** Start EXERCISE INPUT **

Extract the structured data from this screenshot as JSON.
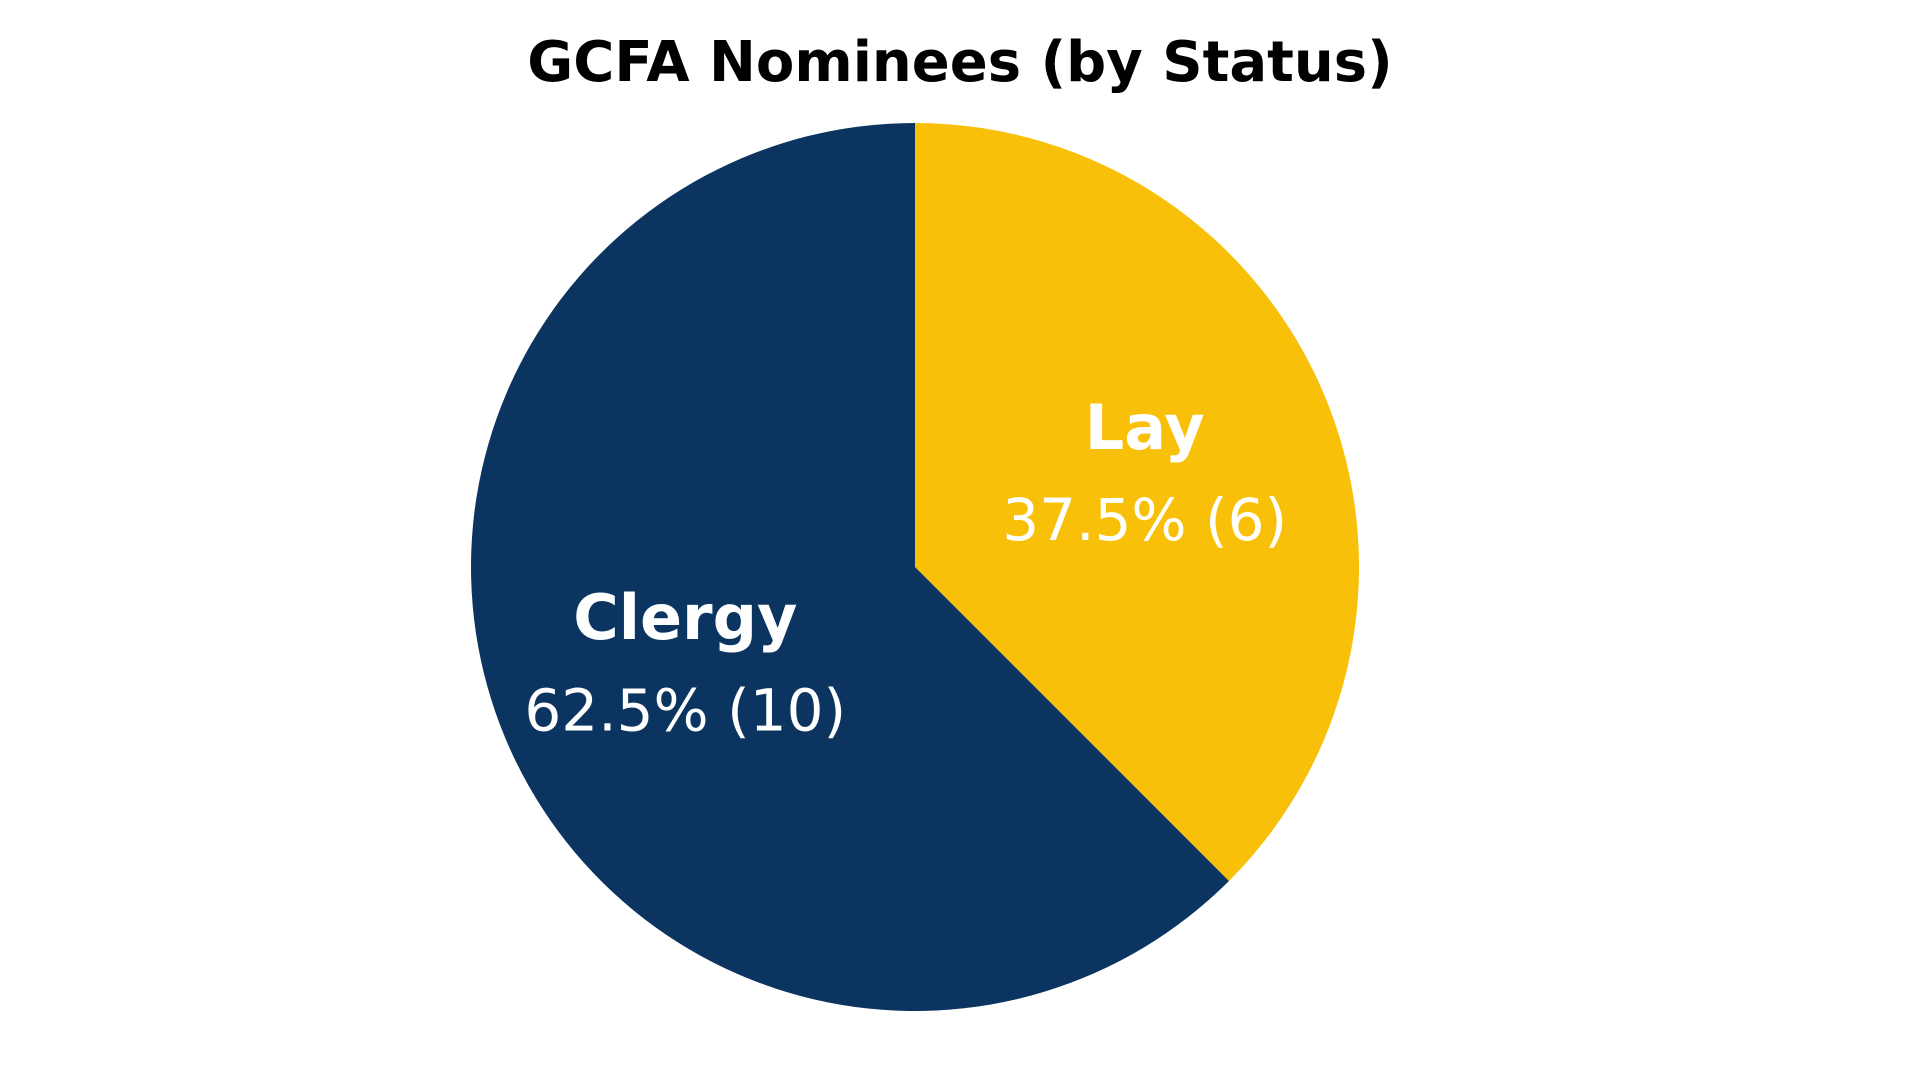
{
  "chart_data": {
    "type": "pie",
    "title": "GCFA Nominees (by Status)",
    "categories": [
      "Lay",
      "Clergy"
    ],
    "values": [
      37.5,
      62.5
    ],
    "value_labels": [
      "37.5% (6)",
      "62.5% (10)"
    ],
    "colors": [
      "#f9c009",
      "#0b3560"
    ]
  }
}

** End EXERCISE INPUT **

- _OBJECTIVE_
Output the data exactly. Pictures don't belong in the result.

- _SOLUTION FOR THIS EXERCISE_
Extract the structured data from this screenshot as JSON.
{
  "chart_data": {
    "type": "pie",
    "title": "GCFA Nominees (by Status)",
    "categories": [
      "Lay",
      "Clergy"
    ],
    "values": [
      37.5,
      62.5
    ],
    "value_labels": [
      "37.5% (6)",
      "62.5% (10)"
    ],
    "colors": [
      "#f9c009",
      "#0b3560"
    ]
  }
}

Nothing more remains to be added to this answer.